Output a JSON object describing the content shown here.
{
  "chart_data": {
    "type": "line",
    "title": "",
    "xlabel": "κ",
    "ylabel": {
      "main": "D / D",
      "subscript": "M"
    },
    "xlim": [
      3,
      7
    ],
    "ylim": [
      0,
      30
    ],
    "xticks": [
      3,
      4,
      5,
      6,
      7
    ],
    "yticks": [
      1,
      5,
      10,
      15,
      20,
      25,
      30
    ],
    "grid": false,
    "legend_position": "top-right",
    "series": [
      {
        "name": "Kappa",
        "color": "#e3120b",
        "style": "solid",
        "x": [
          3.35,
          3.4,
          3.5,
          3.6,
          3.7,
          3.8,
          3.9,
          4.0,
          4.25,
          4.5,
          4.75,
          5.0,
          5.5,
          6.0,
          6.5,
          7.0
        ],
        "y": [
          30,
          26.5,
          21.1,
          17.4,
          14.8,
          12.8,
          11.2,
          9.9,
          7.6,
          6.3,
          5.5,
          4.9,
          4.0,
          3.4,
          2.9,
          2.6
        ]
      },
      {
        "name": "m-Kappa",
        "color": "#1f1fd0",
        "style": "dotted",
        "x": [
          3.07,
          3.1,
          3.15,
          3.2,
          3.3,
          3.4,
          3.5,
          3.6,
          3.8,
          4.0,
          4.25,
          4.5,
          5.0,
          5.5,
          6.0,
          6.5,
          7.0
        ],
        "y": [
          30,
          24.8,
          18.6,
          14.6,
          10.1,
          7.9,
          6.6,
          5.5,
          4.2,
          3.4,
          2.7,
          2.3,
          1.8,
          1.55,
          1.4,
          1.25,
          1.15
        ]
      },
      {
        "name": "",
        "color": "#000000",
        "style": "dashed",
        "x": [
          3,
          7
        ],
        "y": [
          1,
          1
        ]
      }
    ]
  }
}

# # # #

Your goal
Of the lines in the entries above, how many include "style"? Only the number should be given.

Answer for the task
3